**WRITTEN INSTRUCTION:**
Copy all lines of the listing that include the string "pure".
=====
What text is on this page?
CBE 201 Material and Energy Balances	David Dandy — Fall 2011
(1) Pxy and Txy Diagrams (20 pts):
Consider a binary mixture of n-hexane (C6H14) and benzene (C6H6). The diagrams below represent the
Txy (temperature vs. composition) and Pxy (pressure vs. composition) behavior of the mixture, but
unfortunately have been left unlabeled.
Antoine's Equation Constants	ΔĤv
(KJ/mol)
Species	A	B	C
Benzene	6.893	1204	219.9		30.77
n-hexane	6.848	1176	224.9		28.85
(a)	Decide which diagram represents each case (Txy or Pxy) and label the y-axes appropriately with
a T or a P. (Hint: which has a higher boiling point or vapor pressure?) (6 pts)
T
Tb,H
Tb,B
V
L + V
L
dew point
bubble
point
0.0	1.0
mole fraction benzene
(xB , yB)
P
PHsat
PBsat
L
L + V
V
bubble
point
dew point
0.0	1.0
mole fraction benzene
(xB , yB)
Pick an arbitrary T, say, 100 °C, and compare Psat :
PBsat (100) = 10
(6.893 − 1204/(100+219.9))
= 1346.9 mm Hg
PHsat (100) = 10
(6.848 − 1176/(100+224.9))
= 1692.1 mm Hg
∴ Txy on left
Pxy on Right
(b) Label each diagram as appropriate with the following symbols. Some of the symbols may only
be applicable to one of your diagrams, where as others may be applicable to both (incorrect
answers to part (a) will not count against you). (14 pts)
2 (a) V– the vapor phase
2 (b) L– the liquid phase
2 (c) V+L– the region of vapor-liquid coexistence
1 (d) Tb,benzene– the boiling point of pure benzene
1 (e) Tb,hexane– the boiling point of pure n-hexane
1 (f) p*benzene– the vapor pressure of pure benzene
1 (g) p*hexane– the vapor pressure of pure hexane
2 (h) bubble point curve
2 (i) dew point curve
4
=====
**ANSWER TO THE TASK:**
1 (d) Tb,benzene– the boiling point of pure benzene
1 (e) Tb,hexane– the boiling point of pure n-hexane
1 (f) p*benzene– the vapor pressure of pure benzene
1 (g) p*hexane– the vapor pressure of pure hexane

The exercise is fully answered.